Output the full listing below exactly as it reads, and skip anything that is a picture.

[START Data extract]

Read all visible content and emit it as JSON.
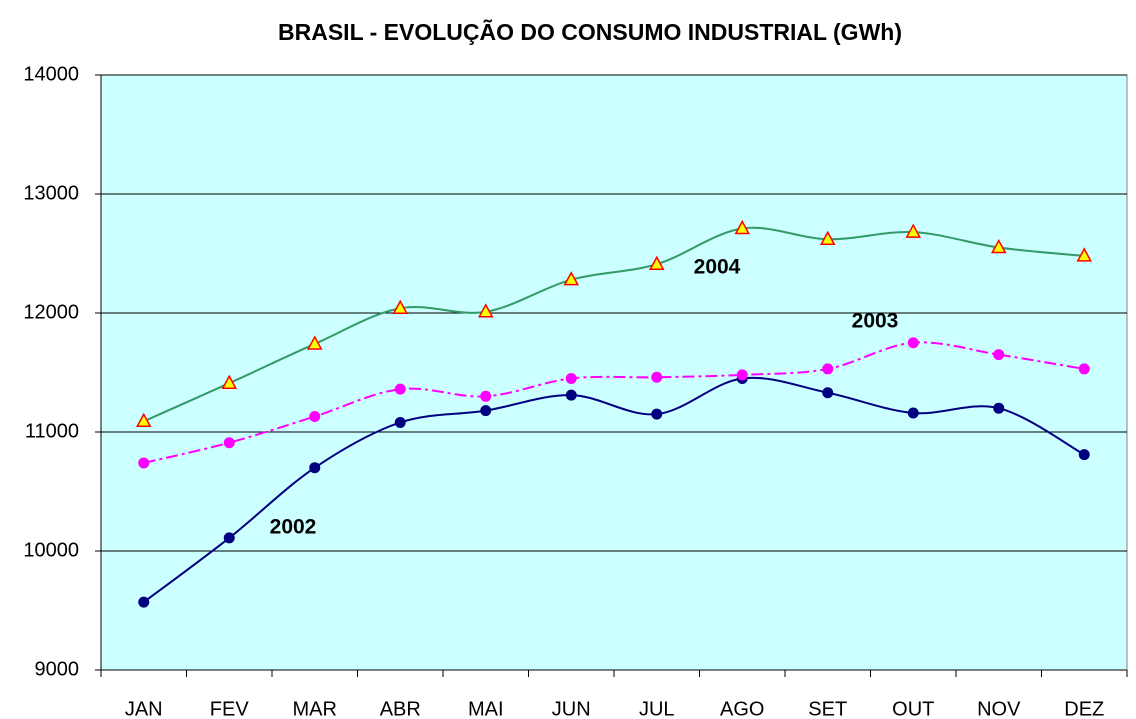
{
  "chart_data": {
    "type": "line",
    "title": "BRASIL - EVOLUÇÃO DO CONSUMO INDUSTRIAL (GWh)",
    "categories": [
      "JAN",
      "FEV",
      "MAR",
      "ABR",
      "MAI",
      "JUN",
      "JUL",
      "AGO",
      "SET",
      "OUT",
      "NOV",
      "DEZ"
    ],
    "series": [
      {
        "name": "2002",
        "color": "#000080",
        "marker": "circle",
        "dash": "solid",
        "values": [
          9570,
          10110,
          10700,
          11080,
          11180,
          11310,
          11150,
          11450,
          11330,
          11160,
          11200,
          10810
        ]
      },
      {
        "name": "2003",
        "color": "#ff00ff",
        "marker": "circle",
        "dash": "dash-dot",
        "values": [
          10740,
          10910,
          11130,
          11360,
          11300,
          11450,
          11460,
          11480,
          11530,
          11750,
          11650,
          11530
        ]
      },
      {
        "name": "2004",
        "color": "#339966",
        "marker": "triangle",
        "dash": "solid",
        "values": [
          11090,
          11410,
          11740,
          12040,
          12010,
          12280,
          12410,
          12710,
          12620,
          12680,
          12550,
          12480
        ]
      }
    ],
    "ylim": [
      9000,
      14000
    ],
    "yticks": [
      9000,
      10000,
      11000,
      12000,
      13000,
      14000
    ],
    "grid": true,
    "plot_background": "#ccffff"
  }
}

[END Data extract]

* Written solution:
Read all visible content and emit it as JSON.
{
  "chart_data": {
    "type": "line",
    "title": "BRASIL - EVOLUÇÃO DO CONSUMO INDUSTRIAL (GWh)",
    "categories": [
      "JAN",
      "FEV",
      "MAR",
      "ABR",
      "MAI",
      "JUN",
      "JUL",
      "AGO",
      "SET",
      "OUT",
      "NOV",
      "DEZ"
    ],
    "series": [
      {
        "name": "2002",
        "color": "#000080",
        "marker": "circle",
        "dash": "solid",
        "values": [
          9570,
          10110,
          10700,
          11080,
          11180,
          11310,
          11150,
          11450,
          11330,
          11160,
          11200,
          10810
        ]
      },
      {
        "name": "2003",
        "color": "#ff00ff",
        "marker": "circle",
        "dash": "dash-dot",
        "values": [
          10740,
          10910,
          11130,
          11360,
          11300,
          11450,
          11460,
          11480,
          11530,
          11750,
          11650,
          11530
        ]
      },
      {
        "name": "2004",
        "color": "#339966",
        "marker": "triangle",
        "dash": "solid",
        "values": [
          11090,
          11410,
          11740,
          12040,
          12010,
          12280,
          12410,
          12710,
          12620,
          12680,
          12550,
          12480
        ]
      }
    ],
    "ylim": [
      9000,
      14000
    ],
    "yticks": [
      9000,
      10000,
      11000,
      12000,
      13000,
      14000
    ],
    "grid": true,
    "plot_background": "#ccffff"
  }
}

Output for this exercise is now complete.